Written instruction:
Copy the data that follows, character for character, minus the pictures.

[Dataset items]
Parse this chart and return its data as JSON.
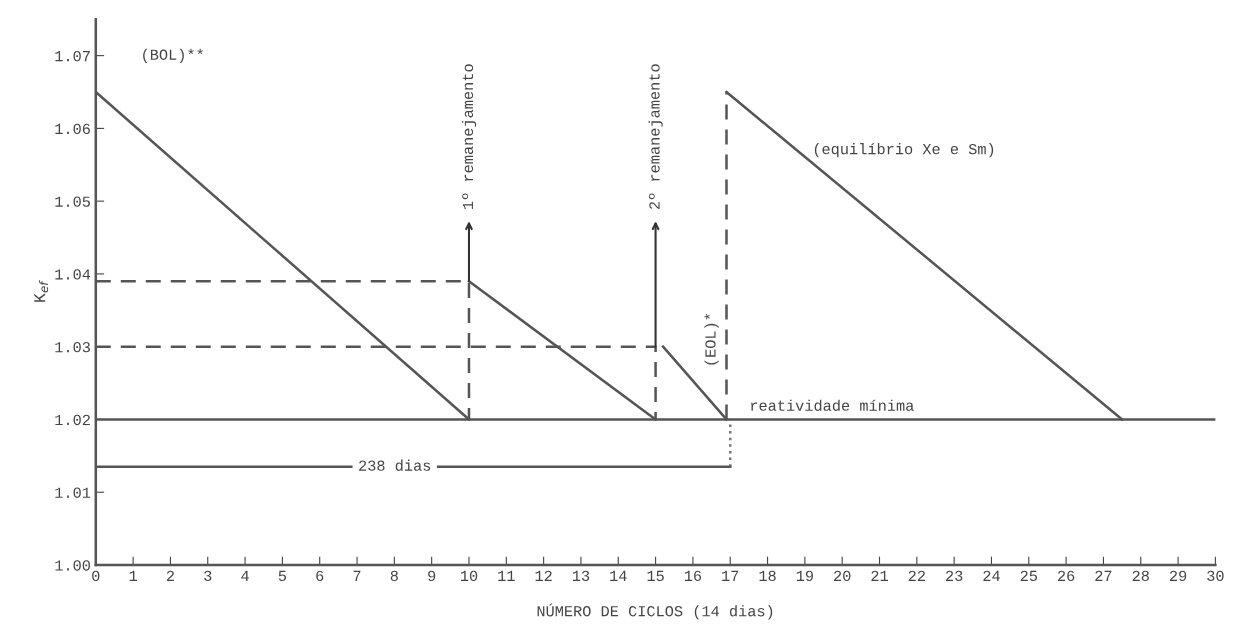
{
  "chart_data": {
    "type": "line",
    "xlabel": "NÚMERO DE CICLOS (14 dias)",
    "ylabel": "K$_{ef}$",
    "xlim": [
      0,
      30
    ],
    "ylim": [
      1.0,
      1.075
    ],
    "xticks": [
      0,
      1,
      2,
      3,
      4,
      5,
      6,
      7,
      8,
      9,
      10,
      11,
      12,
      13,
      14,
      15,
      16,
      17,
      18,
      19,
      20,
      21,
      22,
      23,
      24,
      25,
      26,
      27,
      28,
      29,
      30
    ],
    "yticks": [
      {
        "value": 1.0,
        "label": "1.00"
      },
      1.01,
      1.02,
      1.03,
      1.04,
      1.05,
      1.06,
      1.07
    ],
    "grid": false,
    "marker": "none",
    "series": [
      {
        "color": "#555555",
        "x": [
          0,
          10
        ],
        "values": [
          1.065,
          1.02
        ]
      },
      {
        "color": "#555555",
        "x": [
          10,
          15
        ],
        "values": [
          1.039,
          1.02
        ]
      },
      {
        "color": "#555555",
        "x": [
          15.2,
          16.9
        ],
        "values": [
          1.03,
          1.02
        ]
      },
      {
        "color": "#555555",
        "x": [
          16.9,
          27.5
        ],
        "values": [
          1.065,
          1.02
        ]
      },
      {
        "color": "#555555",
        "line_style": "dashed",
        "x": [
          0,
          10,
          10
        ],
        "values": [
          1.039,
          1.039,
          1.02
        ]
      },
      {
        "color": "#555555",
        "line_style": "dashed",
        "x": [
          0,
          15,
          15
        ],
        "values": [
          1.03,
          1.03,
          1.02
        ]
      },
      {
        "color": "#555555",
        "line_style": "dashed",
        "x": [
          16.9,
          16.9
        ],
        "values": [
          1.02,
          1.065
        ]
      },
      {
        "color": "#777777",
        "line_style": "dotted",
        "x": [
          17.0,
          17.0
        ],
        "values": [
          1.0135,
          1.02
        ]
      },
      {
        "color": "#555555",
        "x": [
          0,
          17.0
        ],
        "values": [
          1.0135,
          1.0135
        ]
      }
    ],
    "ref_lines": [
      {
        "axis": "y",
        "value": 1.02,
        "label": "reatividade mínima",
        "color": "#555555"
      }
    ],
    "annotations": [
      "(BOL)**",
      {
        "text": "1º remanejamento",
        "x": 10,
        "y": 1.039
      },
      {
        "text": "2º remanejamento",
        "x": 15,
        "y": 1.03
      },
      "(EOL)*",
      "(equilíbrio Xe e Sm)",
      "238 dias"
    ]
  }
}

The result:
Parse this chart and return its data as JSON.
{
  "chart_data": {
    "type": "line",
    "xlabel": "NÚMERO DE CICLOS (14 dias)",
    "ylabel": "K$_{ef}$",
    "xlim": [
      0,
      30
    ],
    "ylim": [
      1.0,
      1.075
    ],
    "xticks": [
      0,
      1,
      2,
      3,
      4,
      5,
      6,
      7,
      8,
      9,
      10,
      11,
      12,
      13,
      14,
      15,
      16,
      17,
      18,
      19,
      20,
      21,
      22,
      23,
      24,
      25,
      26,
      27,
      28,
      29,
      30
    ],
    "yticks": [
      {
        "value": 1.0,
        "label": "1.00"
      },
      1.01,
      1.02,
      1.03,
      1.04,
      1.05,
      1.06,
      1.07
    ],
    "grid": false,
    "marker": "none",
    "series": [
      {
        "color": "#555555",
        "x": [
          0,
          10
        ],
        "values": [
          1.065,
          1.02
        ]
      },
      {
        "color": "#555555",
        "x": [
          10,
          15
        ],
        "values": [
          1.039,
          1.02
        ]
      },
      {
        "color": "#555555",
        "x": [
          15.2,
          16.9
        ],
        "values": [
          1.03,
          1.02
        ]
      },
      {
        "color": "#555555",
        "x": [
          16.9,
          27.5
        ],
        "values": [
          1.065,
          1.02
        ]
      },
      {
        "color": "#555555",
        "line_style": "dashed",
        "x": [
          0,
          10,
          10
        ],
        "values": [
          1.039,
          1.039,
          1.02
        ]
      },
      {
        "color": "#555555",
        "line_style": "dashed",
        "x": [
          0,
          15,
          15
        ],
        "values": [
          1.03,
          1.03,
          1.02
        ]
      },
      {
        "color": "#555555",
        "line_style": "dashed",
        "x": [
          16.9,
          16.9
        ],
        "values": [
          1.02,
          1.065
        ]
      },
      {
        "color": "#777777",
        "line_style": "dotted",
        "x": [
          17.0,
          17.0
        ],
        "values": [
          1.0135,
          1.02
        ]
      },
      {
        "color": "#555555",
        "x": [
          0,
          17.0
        ],
        "values": [
          1.0135,
          1.0135
        ]
      }
    ],
    "ref_lines": [
      {
        "axis": "y",
        "value": 1.02,
        "label": "reatividade mínima",
        "color": "#555555"
      }
    ],
    "annotations": [
      "(BOL)**",
      {
        "text": "1º remanejamento",
        "x": 10,
        "y": 1.039
      },
      {
        "text": "2º remanejamento",
        "x": 15,
        "y": 1.03
      },
      "(EOL)*",
      "(equilíbrio Xe e Sm)",
      "238 dias"
    ]
  }
}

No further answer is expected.